— begin Data shown —

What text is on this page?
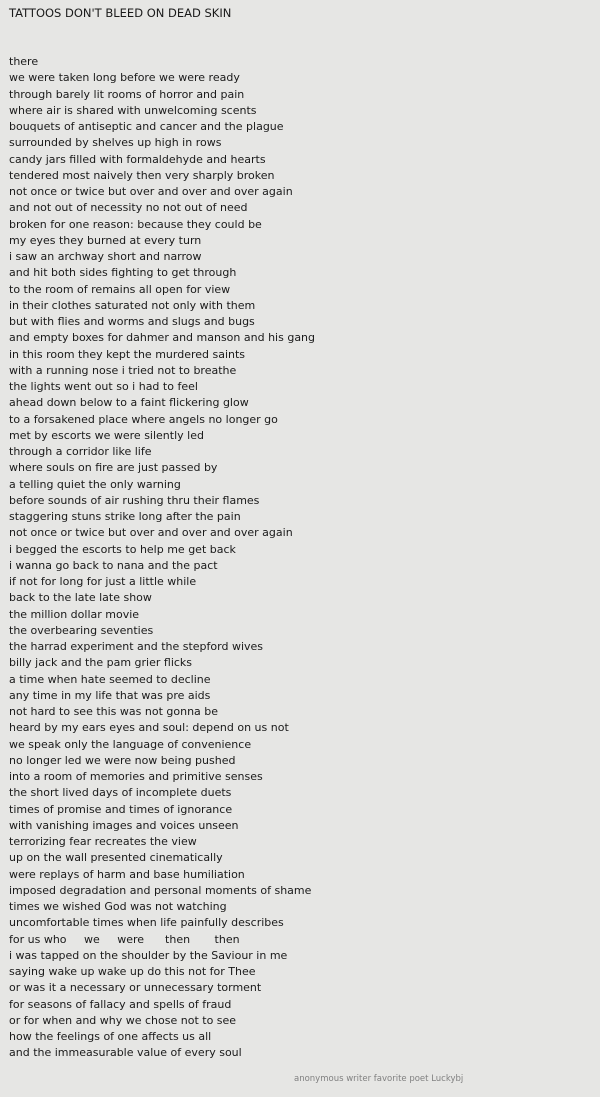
TATTOOS DON'T BLEED ON DEAD SKIN
there
we were taken long before we were ready
through barely lit rooms of horror and pain
where air is shared with unwelcoming scents
bouquets of antiseptic and cancer and the plague
surrounded by shelves up high in rows
candy jars filled with formaldehyde and hearts
tendered most naively then very sharply broken
not once or twice but over and over and over again
and not out of necessity no not out of need
broken for one reason: because they could be
my eyes they burned at every turn
i saw an archway short and narrow
and hit both sides fighting to get through
to the room of remains all open for view
in their clothes saturated not only with them
but with flies and worms and slugs and bugs
and empty boxes for dahmer and manson and his gang
in this room they kept the murdered saints
with a running nose i tried not to breathe
the lights went out so i had to feel
ahead down below to a faint flickering glow
to a forsakened place where angels no longer go
met by escorts we were silently led
through a corridor like life
where souls on fire are just passed by
a telling quiet the only warning
before sounds of air rushing thru their flames
staggering stuns strike long after the pain
not once or twice but over and over and over again
i begged the escorts to help me get back
i wanna go back to nana and the pact
if not for long for just a little while
back to the late late show
the million dollar movie
the overbearing seventies
the harrad experiment and the stepford wives
billy jack and the pam grier flicks
a time when hate seemed to decline
any time in my life that was pre aids
not hard to see this was not gonna be
heard by my ears eyes and soul: depend on us not
we speak only the language of convenience
no longer led we were now being pushed
into a room of memories and primitive senses
the short lived days of incomplete duets
times of promise and times of ignorance
with vanishing images and voices unseen
terrorizing fear recreates the view
up on the wall presented cinematically
were replays of harm and base humiliation
imposed degradation and personal moments of shame
times we wished God was not watching
uncomfortable times when life painfully describes
for us who     we     were      then       then
i was tapped on the shoulder by the Saviour in me
saying wake up wake up do this not for Thee
or was it a necessary or unnecessary torment
for seasons of fallacy and spells of fraud
or for when and why we chose not to see
how the feelings of one affects us all
and the immeasurable value of every soul
anonymous writer favorite poet Luckybj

— end Data shown —

=== Description of the task ===
The records above should be reproduced exactly, with no pictures included.

=== Exercise output ===
What text is on this page?
TATTOOS DON'T BLEED ON DEAD SKIN
there
we were taken long before we were ready
through barely lit rooms of horror and pain
where air is shared with unwelcoming scents
bouquets of antiseptic and cancer and the plague
surrounded by shelves up high in rows
candy jars filled with formaldehyde and hearts
tendered most naively then very sharply broken
not once or twice but over and over and over again
and not out of necessity no not out of need
broken for one reason: because they could be
my eyes they burned at every turn
i saw an archway short and narrow
and hit both sides fighting to get through
to the room of remains all open for view
in their clothes saturated not only with them
but with flies and worms and slugs and bugs
and empty boxes for dahmer and manson and his gang
in this room they kept the murdered saints
with a running nose i tried not to breathe
the lights went out so i had to feel
ahead down below to a faint flickering glow
to a forsakened place where angels no longer go
met by escorts we were silently led
through a corridor like life
where souls on fire are just passed by
a telling quiet the only warning
before sounds of air rushing thru their flames
staggering stuns strike long after the pain
not once or twice but over and over and over again
i begged the escorts to help me get back
i wanna go back to nana and the pact
if not for long for just a little while
back to the late late show
the million dollar movie
the overbearing seventies
the harrad experiment and the stepford wives
billy jack and the pam grier flicks
a time when hate seemed to decline
any time in my life that was pre aids
not hard to see this was not gonna be
heard by my ears eyes and soul: depend on us not
we speak only the language of convenience
no longer led we were now being pushed
into a room of memories and primitive senses
the short lived days of incomplete duets
times of promise and times of ignorance
with vanishing images and voices unseen
terrorizing fear recreates the view
up on the wall presented cinematically
were replays of harm and base humiliation
imposed degradation and personal moments of shame
times we wished God was not watching
uncomfortable times when life painfully describes
for us who     we     were      then       then
i was tapped on the shoulder by the Saviour in me
saying wake up wake up do this not for Thee
or was it a necessary or unnecessary torment
for seasons of fallacy and spells of fraud
or for when and why we chose not to see
how the feelings of one affects us all
and the immeasurable value of every soul
anonymous writer favorite poet Luckybj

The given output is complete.